Exercise task » Pull out each line of the data that includes the word "Inpatient".

Stored records »

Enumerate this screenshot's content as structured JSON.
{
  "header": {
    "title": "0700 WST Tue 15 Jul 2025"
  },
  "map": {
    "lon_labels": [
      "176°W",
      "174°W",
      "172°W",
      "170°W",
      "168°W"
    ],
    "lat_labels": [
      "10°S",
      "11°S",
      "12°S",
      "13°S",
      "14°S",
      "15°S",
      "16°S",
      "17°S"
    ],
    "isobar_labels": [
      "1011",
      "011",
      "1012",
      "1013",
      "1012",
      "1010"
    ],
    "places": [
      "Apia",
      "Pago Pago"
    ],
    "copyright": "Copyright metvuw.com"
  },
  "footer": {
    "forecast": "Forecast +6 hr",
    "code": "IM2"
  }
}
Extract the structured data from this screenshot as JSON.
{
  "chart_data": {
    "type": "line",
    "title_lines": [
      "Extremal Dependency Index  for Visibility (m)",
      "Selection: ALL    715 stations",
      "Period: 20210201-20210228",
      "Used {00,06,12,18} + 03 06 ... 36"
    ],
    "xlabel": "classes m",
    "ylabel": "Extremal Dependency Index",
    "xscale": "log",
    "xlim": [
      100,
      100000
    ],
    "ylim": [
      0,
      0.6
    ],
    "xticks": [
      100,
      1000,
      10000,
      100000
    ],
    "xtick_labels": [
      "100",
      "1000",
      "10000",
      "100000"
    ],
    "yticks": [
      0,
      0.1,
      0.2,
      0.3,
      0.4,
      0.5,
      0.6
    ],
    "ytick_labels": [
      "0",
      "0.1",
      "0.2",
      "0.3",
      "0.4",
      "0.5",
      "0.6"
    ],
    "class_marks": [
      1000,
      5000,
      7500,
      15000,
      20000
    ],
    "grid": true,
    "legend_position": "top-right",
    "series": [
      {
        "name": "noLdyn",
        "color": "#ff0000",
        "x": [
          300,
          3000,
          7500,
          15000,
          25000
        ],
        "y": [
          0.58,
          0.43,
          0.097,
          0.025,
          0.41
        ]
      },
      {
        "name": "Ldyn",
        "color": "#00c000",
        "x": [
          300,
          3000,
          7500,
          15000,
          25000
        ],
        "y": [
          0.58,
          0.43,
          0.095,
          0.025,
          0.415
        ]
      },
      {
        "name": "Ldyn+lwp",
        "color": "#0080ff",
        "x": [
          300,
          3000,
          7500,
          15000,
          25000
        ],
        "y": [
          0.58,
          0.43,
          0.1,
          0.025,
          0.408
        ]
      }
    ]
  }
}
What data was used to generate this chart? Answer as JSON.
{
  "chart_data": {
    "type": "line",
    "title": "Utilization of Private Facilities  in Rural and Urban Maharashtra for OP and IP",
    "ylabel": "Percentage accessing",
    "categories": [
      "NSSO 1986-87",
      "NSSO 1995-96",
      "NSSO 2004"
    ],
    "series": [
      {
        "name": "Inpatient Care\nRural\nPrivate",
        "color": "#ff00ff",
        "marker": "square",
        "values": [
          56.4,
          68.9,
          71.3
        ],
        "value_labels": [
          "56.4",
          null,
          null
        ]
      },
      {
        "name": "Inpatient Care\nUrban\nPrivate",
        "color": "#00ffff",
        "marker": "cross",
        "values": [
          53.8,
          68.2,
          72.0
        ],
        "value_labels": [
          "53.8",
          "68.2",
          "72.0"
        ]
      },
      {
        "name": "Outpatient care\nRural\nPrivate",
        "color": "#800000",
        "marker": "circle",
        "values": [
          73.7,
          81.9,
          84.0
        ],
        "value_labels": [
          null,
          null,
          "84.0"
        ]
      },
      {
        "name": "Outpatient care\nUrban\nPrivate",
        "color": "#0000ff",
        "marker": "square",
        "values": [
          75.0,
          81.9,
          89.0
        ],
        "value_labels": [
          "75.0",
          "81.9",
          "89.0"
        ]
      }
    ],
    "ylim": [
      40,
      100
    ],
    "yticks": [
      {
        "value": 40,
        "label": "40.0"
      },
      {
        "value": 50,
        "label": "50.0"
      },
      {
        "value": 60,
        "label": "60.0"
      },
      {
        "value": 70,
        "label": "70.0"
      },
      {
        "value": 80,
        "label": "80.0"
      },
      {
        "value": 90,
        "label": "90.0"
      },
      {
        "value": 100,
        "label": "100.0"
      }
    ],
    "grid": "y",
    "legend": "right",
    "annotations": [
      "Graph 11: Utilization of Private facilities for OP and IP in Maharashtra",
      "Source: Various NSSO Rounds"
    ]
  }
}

--

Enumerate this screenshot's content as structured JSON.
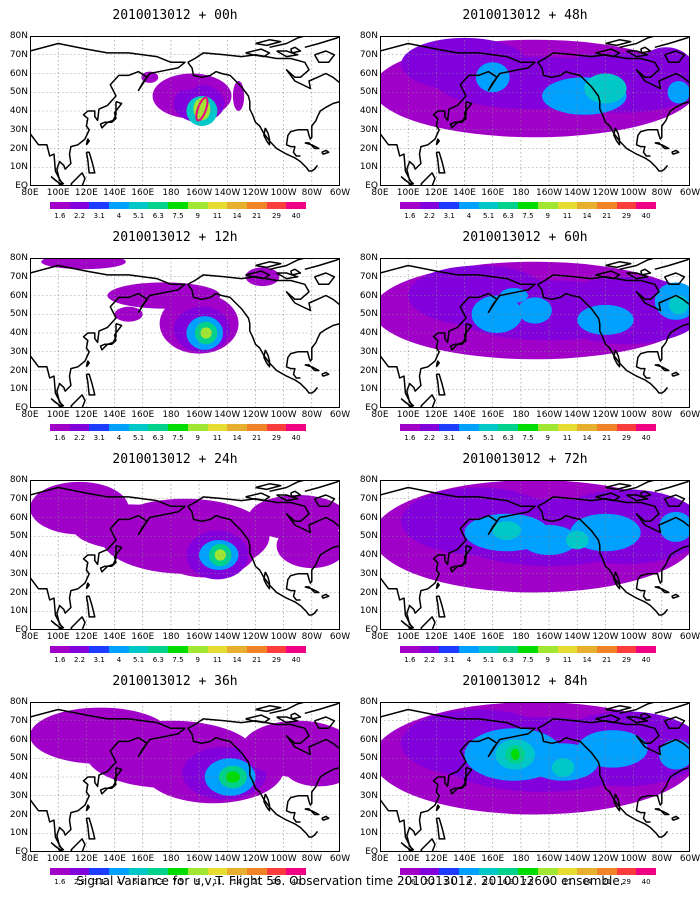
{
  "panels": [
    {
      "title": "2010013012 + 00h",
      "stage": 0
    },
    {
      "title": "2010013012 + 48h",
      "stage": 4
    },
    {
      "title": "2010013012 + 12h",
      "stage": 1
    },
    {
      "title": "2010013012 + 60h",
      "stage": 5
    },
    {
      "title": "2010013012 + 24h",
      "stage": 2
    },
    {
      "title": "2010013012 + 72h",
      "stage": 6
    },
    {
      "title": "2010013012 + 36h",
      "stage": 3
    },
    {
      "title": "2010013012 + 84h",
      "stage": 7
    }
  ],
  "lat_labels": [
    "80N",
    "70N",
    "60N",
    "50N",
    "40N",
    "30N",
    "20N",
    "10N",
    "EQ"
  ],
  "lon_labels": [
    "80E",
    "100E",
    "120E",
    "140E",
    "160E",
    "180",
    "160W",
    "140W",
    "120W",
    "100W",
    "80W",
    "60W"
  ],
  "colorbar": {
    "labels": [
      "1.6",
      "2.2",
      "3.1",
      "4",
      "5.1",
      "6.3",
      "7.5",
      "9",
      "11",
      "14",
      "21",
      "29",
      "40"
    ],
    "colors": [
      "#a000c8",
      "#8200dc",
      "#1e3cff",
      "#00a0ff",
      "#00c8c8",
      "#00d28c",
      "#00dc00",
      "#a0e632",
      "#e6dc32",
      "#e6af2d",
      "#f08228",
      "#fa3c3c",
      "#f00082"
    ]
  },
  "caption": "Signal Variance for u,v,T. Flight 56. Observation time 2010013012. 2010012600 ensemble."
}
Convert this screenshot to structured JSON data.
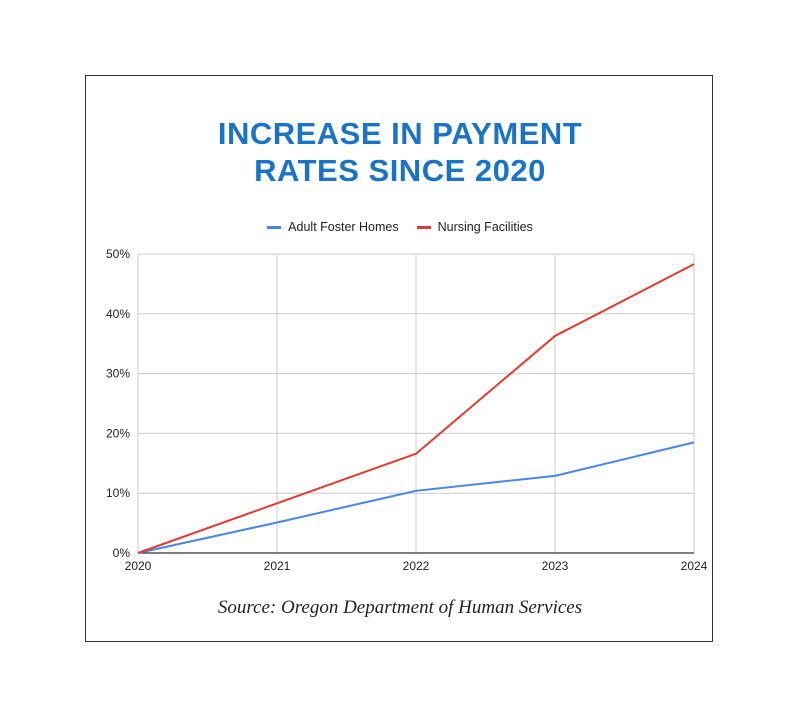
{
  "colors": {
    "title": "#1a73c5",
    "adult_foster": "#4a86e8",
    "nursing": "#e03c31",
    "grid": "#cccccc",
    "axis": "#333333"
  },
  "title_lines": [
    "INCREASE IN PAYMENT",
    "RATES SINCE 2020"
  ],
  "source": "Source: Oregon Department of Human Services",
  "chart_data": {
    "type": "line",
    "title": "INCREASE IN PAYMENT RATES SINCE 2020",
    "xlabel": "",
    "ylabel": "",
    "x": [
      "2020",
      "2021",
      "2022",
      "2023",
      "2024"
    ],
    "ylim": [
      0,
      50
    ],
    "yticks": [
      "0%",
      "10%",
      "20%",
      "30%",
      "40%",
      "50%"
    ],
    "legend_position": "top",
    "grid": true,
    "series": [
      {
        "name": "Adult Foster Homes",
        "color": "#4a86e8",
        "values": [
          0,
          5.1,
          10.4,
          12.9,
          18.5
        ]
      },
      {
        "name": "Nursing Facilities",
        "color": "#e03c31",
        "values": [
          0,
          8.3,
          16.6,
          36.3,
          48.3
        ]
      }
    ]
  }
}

Result for this exercise »
        "name": "Inpatient Care\nRural\nPrivate",
        "name": "Inpatient Care\nUrban\nPrivate",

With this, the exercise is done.